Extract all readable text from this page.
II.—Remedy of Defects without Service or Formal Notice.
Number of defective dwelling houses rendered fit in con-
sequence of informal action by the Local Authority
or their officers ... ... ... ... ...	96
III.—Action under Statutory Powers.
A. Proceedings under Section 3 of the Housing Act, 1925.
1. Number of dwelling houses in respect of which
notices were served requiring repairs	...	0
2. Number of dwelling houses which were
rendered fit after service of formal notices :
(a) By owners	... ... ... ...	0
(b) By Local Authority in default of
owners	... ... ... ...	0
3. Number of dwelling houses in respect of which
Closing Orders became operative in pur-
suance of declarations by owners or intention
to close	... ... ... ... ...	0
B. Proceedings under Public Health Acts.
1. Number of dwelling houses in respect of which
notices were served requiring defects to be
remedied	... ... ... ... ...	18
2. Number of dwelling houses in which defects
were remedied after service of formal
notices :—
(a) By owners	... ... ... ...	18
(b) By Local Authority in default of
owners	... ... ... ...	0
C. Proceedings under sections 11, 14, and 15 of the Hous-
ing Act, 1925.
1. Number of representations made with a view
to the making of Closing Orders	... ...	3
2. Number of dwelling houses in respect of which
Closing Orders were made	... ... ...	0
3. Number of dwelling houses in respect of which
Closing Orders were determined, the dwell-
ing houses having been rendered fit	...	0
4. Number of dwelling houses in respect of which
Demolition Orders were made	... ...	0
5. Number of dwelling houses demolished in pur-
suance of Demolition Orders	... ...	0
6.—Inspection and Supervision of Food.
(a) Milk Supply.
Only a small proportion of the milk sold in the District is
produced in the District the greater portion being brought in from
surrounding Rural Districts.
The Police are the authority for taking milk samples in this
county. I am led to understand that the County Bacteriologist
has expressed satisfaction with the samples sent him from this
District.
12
------------------------------
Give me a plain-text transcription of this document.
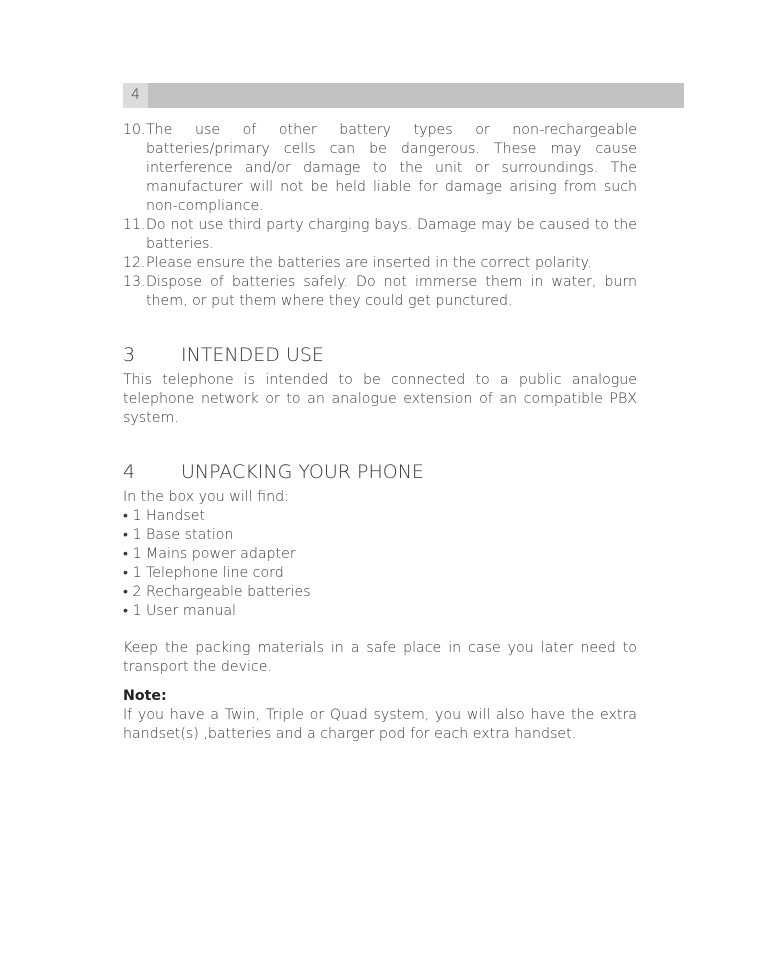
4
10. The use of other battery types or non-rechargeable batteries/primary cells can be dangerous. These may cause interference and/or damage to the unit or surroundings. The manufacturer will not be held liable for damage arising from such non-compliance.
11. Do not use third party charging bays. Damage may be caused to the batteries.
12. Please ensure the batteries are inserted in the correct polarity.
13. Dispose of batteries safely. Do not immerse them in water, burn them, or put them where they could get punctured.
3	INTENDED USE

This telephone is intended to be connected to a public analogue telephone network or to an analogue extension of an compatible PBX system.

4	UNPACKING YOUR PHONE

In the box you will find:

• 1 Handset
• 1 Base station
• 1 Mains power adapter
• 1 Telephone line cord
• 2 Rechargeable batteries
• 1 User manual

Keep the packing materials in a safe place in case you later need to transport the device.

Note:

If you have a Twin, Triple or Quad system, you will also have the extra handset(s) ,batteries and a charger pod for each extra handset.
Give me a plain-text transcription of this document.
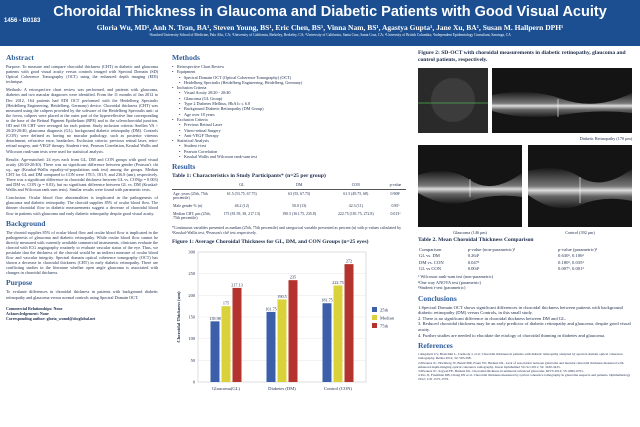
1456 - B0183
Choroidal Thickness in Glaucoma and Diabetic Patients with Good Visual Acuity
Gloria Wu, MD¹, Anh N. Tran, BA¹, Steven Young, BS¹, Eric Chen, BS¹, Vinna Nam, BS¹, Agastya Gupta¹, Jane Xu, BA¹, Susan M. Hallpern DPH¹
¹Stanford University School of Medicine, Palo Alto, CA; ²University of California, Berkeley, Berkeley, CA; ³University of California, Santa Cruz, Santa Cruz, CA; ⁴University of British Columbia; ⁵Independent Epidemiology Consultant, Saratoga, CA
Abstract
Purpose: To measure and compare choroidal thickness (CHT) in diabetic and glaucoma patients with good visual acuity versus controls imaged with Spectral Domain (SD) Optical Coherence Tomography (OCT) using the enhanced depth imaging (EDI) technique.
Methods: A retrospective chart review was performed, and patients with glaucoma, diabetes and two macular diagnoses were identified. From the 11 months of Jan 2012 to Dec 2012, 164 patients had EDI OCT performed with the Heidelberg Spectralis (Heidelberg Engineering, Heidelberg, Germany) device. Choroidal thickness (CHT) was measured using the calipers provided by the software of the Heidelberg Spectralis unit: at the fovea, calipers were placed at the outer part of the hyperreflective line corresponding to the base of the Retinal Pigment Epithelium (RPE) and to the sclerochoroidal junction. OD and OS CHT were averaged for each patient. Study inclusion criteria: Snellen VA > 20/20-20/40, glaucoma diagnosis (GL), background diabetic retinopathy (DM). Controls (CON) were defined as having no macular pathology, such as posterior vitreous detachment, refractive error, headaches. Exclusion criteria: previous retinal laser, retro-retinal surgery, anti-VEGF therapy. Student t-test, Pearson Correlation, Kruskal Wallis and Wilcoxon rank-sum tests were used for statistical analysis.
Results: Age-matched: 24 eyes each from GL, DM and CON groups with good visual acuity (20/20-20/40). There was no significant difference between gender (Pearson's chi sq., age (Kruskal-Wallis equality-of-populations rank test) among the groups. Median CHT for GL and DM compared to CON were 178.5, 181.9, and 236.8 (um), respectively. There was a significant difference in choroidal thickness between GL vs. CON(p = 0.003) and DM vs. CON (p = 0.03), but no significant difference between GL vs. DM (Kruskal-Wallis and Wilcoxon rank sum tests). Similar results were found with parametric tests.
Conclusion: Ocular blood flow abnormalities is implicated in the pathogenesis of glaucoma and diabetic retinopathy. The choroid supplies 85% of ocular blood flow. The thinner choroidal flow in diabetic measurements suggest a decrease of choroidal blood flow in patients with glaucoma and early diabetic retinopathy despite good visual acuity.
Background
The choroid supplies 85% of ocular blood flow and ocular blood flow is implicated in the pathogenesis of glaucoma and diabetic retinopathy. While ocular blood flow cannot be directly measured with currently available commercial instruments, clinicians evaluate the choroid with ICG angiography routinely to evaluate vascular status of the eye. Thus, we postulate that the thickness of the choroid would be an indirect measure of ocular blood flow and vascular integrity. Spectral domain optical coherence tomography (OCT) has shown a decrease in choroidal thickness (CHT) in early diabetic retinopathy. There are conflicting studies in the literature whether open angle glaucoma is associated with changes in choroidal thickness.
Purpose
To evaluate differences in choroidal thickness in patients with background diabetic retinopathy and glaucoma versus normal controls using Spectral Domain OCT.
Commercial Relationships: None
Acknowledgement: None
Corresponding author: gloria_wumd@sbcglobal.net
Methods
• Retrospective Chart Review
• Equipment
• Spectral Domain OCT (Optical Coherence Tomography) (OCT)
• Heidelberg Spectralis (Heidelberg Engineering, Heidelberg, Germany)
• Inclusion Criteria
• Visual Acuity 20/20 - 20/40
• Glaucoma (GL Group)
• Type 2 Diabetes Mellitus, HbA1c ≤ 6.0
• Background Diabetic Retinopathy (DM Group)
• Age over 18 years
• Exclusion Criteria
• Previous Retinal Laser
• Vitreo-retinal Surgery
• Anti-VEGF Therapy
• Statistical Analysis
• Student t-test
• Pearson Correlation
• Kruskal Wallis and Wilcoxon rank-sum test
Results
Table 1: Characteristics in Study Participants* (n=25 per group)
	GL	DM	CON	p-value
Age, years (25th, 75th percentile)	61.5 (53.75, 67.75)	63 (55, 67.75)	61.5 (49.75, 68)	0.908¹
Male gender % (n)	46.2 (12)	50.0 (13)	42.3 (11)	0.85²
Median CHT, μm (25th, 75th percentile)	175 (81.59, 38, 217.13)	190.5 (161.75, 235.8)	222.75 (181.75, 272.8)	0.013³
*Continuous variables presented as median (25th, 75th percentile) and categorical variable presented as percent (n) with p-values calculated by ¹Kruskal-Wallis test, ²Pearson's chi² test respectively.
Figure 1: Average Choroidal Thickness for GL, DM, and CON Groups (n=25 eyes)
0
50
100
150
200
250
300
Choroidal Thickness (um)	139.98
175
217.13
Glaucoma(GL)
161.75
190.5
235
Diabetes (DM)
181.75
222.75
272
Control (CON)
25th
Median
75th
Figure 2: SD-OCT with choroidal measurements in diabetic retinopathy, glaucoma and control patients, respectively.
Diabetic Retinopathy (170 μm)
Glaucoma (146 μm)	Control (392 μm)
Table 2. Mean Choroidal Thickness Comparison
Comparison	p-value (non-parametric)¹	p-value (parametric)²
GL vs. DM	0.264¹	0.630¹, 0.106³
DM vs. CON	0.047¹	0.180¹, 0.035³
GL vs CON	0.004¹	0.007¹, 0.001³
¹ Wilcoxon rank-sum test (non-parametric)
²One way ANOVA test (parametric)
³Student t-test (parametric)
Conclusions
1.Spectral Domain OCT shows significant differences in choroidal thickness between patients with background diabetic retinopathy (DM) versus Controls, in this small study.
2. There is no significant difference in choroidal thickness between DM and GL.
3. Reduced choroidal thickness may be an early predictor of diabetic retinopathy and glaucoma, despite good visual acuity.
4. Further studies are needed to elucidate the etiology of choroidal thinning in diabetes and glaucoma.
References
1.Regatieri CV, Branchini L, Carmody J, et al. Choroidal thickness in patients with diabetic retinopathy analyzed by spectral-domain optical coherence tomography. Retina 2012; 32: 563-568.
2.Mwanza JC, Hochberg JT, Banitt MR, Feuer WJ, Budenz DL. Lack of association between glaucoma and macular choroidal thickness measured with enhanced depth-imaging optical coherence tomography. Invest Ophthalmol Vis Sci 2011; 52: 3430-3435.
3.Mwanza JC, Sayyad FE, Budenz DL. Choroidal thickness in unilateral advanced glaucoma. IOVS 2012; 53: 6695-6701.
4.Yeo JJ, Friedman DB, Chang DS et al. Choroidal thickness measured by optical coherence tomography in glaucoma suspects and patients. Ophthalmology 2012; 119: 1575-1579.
------------------------------
§ Work instructions
Nothing but the lines holding the word "which" should be returned from the listing above.

§ Exercise answer
1. Number of dwelling houses in respect of which
2. Number of dwelling houses which were
3. Number of dwelling houses in respect of which
1. Number of dwelling houses in respect of which
2. Number of dwelling houses in which defects
2. Number of dwelling houses in respect of which
3. Number of dwelling houses in respect of which
4. Number of dwelling houses in respect of which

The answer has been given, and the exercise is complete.